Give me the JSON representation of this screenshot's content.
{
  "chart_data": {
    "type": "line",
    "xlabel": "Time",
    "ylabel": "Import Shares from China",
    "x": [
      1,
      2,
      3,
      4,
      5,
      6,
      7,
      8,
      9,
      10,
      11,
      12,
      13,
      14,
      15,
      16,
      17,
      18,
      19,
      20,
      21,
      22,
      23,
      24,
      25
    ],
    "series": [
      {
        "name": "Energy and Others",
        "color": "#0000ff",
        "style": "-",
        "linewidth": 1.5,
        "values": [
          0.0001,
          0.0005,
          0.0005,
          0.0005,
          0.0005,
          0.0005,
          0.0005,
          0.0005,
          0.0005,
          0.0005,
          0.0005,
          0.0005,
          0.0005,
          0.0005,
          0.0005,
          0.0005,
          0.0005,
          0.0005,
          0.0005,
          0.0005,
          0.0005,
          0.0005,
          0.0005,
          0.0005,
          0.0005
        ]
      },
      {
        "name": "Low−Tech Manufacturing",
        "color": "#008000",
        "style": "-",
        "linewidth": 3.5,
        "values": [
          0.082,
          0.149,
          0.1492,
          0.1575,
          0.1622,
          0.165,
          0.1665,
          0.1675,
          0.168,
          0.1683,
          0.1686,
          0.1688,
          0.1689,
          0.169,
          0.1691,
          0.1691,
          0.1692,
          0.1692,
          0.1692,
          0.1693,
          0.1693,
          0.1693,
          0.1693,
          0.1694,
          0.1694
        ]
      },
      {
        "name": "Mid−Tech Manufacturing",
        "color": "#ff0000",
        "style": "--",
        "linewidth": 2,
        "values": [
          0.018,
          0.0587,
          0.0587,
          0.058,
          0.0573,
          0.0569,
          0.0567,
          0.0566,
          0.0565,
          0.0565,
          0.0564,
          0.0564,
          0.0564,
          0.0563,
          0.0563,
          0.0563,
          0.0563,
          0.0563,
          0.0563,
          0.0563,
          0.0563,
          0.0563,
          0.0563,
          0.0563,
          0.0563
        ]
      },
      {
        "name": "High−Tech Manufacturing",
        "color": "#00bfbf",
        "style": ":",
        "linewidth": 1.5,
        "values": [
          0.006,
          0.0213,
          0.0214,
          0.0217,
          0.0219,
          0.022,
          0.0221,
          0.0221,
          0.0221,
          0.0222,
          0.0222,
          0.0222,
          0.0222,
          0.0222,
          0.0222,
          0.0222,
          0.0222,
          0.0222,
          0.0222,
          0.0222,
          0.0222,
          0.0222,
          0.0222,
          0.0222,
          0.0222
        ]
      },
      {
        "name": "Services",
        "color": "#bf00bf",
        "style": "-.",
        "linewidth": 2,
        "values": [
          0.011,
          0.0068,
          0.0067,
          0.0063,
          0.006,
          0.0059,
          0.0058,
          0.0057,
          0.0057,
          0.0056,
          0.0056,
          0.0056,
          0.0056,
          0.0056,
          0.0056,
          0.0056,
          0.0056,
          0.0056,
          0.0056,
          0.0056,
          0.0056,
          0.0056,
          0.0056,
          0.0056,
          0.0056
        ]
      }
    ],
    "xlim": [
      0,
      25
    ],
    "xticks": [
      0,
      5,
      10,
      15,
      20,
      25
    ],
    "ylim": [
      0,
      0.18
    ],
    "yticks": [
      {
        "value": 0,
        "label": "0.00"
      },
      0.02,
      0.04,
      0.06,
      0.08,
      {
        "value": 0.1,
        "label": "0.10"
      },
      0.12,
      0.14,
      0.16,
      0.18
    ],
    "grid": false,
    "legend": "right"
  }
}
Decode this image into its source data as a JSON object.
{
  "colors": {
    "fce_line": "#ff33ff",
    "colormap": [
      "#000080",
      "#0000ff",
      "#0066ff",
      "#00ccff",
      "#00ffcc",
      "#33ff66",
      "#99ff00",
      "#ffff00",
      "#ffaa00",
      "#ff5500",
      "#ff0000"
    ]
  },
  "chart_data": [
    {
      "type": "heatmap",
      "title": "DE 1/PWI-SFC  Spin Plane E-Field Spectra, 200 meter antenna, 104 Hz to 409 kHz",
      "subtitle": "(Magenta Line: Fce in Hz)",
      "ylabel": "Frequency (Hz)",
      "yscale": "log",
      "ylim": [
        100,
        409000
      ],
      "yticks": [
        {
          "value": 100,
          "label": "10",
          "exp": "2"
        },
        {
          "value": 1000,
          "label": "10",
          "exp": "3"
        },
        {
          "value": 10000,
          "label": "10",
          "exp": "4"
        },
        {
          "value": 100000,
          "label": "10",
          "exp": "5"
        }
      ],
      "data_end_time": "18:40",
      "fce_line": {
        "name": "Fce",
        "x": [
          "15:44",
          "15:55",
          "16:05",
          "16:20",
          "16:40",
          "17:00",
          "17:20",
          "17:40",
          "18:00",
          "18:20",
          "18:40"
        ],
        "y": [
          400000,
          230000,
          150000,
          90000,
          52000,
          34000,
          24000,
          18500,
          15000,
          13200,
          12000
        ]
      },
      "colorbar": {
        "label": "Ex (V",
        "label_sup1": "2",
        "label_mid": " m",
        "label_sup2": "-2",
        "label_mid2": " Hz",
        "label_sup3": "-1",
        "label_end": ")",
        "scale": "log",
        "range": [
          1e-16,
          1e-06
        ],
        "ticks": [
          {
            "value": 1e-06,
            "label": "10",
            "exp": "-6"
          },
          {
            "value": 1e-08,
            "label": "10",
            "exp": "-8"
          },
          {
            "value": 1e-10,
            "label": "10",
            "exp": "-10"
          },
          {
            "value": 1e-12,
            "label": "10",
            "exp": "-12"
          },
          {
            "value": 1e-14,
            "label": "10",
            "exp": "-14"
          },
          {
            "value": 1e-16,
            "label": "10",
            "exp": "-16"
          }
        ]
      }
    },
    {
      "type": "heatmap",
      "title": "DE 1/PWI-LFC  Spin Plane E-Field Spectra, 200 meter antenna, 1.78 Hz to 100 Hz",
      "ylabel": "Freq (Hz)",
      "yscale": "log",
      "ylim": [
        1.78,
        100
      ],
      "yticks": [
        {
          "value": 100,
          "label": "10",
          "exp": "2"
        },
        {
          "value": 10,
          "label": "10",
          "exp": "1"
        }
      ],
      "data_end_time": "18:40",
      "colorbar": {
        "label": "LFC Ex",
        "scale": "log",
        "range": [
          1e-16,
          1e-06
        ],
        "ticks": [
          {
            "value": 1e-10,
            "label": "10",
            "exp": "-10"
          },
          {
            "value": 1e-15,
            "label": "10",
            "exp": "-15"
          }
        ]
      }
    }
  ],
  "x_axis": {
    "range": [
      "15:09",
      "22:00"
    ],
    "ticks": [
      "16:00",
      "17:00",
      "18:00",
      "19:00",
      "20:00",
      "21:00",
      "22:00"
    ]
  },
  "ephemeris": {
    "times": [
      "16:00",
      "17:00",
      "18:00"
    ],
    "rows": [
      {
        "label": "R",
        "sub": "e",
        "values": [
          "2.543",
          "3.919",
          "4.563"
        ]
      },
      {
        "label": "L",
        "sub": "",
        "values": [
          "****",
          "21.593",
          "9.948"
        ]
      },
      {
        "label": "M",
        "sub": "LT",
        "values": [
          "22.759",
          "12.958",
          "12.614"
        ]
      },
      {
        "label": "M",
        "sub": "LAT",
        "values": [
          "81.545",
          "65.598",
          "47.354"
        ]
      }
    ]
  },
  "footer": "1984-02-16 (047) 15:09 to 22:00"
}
--
→ **Work required**:
The records above are to be repeated exactly, in their entirety.

→ **Right answer**:
Give me the JSON representation of this screenshot's content.
{
  "chart_data": {
    "type": "line",
    "xlabel": "Time",
    "ylabel": "Import Shares from China",
    "x": [
      1,
      2,
      3,
      4,
      5,
      6,
      7,
      8,
      9,
      10,
      11,
      12,
      13,
      14,
      15,
      16,
      17,
      18,
      19,
      20,
      21,
      22,
      23,
      24,
      25
    ],
    "series": [
      {
        "name": "Energy and Others",
        "color": "#0000ff",
        "style": "-",
        "linewidth": 1.5,
        "values": [
          0.0001,
          0.0005,
          0.0005,
          0.0005,
          0.0005,
          0.0005,
          0.0005,
          0.0005,
          0.0005,
          0.0005,
          0.0005,
          0.0005,
          0.0005,
          0.0005,
          0.0005,
          0.0005,
          0.0005,
          0.0005,
          0.0005,
          0.0005,
          0.0005,
          0.0005,
          0.0005,
          0.0005,
          0.0005
        ]
      },
      {
        "name": "Low−Tech Manufacturing",
        "color": "#008000",
        "style": "-",
        "linewidth": 3.5,
        "values": [
          0.082,
          0.149,
          0.1492,
          0.1575,
          0.1622,
          0.165,
          0.1665,
          0.1675,
          0.168,
          0.1683,
          0.1686,
          0.1688,
          0.1689,
          0.169,
          0.1691,
          0.1691,
          0.1692,
          0.1692,
          0.1692,
          0.1693,
          0.1693,
          0.1693,
          0.1693,
          0.1694,
          0.1694
        ]
      },
      {
        "name": "Mid−Tech Manufacturing",
        "color": "#ff0000",
        "style": "--",
        "linewidth": 2,
        "values": [
          0.018,
          0.0587,
          0.0587,
          0.058,
          0.0573,
          0.0569,
          0.0567,
          0.0566,
          0.0565,
          0.0565,
          0.0564,
          0.0564,
          0.0564,
          0.0563,
          0.0563,
          0.0563,
          0.0563,
          0.0563,
          0.0563,
          0.0563,
          0.0563,
          0.0563,
          0.0563,
          0.0563,
          0.0563
        ]
      },
      {
        "name": "High−Tech Manufacturing",
        "color": "#00bfbf",
        "style": ":",
        "linewidth": 1.5,
        "values": [
          0.006,
          0.0213,
          0.0214,
          0.0217,
          0.0219,
          0.022,
          0.0221,
          0.0221,
          0.0221,
          0.0222,
          0.0222,
          0.0222,
          0.0222,
          0.0222,
          0.0222,
          0.0222,
          0.0222,
          0.0222,
          0.0222,
          0.0222,
          0.0222,
          0.0222,
          0.0222,
          0.0222,
          0.0222
        ]
      },
      {
        "name": "Services",
        "color": "#bf00bf",
        "style": "-.",
        "linewidth": 2,
        "values": [
          0.011,
          0.0068,
          0.0067,
          0.0063,
          0.006,
          0.0059,
          0.0058,
          0.0057,
          0.0057,
          0.0056,
          0.0056,
          0.0056,
          0.0056,
          0.0056,
          0.0056,
          0.0056,
          0.0056,
          0.0056,
          0.0056,
          0.0056,
          0.0056,
          0.0056,
          0.0056,
          0.0056,
          0.0056
        ]
      }
    ],
    "xlim": [
      0,
      25
    ],
    "xticks": [
      0,
      5,
      10,
      15,
      20,
      25
    ],
    "ylim": [
      0,
      0.18
    ],
    "yticks": [
      {
        "value": 0,
        "label": "0.00"
      },
      0.02,
      0.04,
      0.06,
      0.08,
      {
        "value": 0.1,
        "label": "0.10"
      },
      0.12,
      0.14,
      0.16,
      0.18
    ],
    "grid": false,
    "legend": "right"
  }
}
Decode this image into its source data as a JSON object.
{
  "colors": {
    "fce_line": "#ff33ff",
    "colormap": [
      "#000080",
      "#0000ff",
      "#0066ff",
      "#00ccff",
      "#00ffcc",
      "#33ff66",
      "#99ff00",
      "#ffff00",
      "#ffaa00",
      "#ff5500",
      "#ff0000"
    ]
  },
  "chart_data": [
    {
      "type": "heatmap",
      "title": "DE 1/PWI-SFC  Spin Plane E-Field Spectra, 200 meter antenna, 104 Hz to 409 kHz",
      "subtitle": "(Magenta Line: Fce in Hz)",
      "ylabel": "Frequency (Hz)",
      "yscale": "log",
      "ylim": [
        100,
        409000
      ],
      "yticks": [
        {
          "value": 100,
          "label": "10",
          "exp": "2"
        },
        {
          "value": 1000,
          "label": "10",
          "exp": "3"
        },
        {
          "value": 10000,
          "label": "10",
          "exp": "4"
        },
        {
          "value": 100000,
          "label": "10",
          "exp": "5"
        }
      ],
      "data_end_time": "18:40",
      "fce_line": {
        "name": "Fce",
        "x": [
          "15:44",
          "15:55",
          "16:05",
          "16:20",
          "16:40",
          "17:00",
          "17:20",
          "17:40",
          "18:00",
          "18:20",
          "18:40"
        ],
        "y": [
          400000,
          230000,
          150000,
          90000,
          52000,
          34000,
          24000,
          18500,
          15000,
          13200,
          12000
        ]
      },
      "colorbar": {
        "label": "Ex (V",
        "label_sup1": "2",
        "label_mid": " m",
        "label_sup2": "-2",
        "label_mid2": " Hz",
        "label_sup3": "-1",
        "label_end": ")",
        "scale": "log",
        "range": [
          1e-16,
          1e-06
        ],
        "ticks": [
          {
            "value": 1e-06,
            "label": "10",
            "exp": "-6"
          },
          {
            "value": 1e-08,
            "label": "10",
            "exp": "-8"
          },
          {
            "value": 1e-10,
            "label": "10",
            "exp": "-10"
          },
          {
            "value": 1e-12,
            "label": "10",
            "exp": "-12"
          },
          {
            "value": 1e-14,
            "label": "10",
            "exp": "-14"
          },
          {
            "value": 1e-16,
            "label": "10",
            "exp": "-16"
          }
        ]
      }
    },
    {
      "type": "heatmap",
      "title": "DE 1/PWI-LFC  Spin Plane E-Field Spectra, 200 meter antenna, 1.78 Hz to 100 Hz",
      "ylabel": "Freq (Hz)",
      "yscale": "log",
      "ylim": [
        1.78,
        100
      ],
      "yticks": [
        {
          "value": 100,
          "label": "10",
          "exp": "2"
        },
        {
          "value": 10,
          "label": "10",
          "exp": "1"
        }
      ],
      "data_end_time": "18:40",
      "colorbar": {
        "label": "LFC Ex",
        "scale": "log",
        "range": [
          1e-16,
          1e-06
        ],
        "ticks": [
          {
            "value": 1e-10,
            "label": "10",
            "exp": "-10"
          },
          {
            "value": 1e-15,
            "label": "10",
            "exp": "-15"
          }
        ]
      }
    }
  ],
  "x_axis": {
    "range": [
      "15:09",
      "22:00"
    ],
    "ticks": [
      "16:00",
      "17:00",
      "18:00",
      "19:00",
      "20:00",
      "21:00",
      "22:00"
    ]
  },
  "ephemeris": {
    "times": [
      "16:00",
      "17:00",
      "18:00"
    ],
    "rows": [
      {
        "label": "R",
        "sub": "e",
        "values": [
          "2.543",
          "3.919",
          "4.563"
        ]
      },
      {
        "label": "L",
        "sub": "",
        "values": [
          "****",
          "21.593",
          "9.948"
        ]
      },
      {
        "label": "M",
        "sub": "LT",
        "values": [
          "22.759",
          "12.958",
          "12.614"
        ]
      },
      {
        "label": "M",
        "sub": "LAT",
        "values": [
          "81.545",
          "65.598",
          "47.354"
        ]
      }
    ]
  },
  "footer": "1984-02-16 (047) 15:09 to 22:00"
}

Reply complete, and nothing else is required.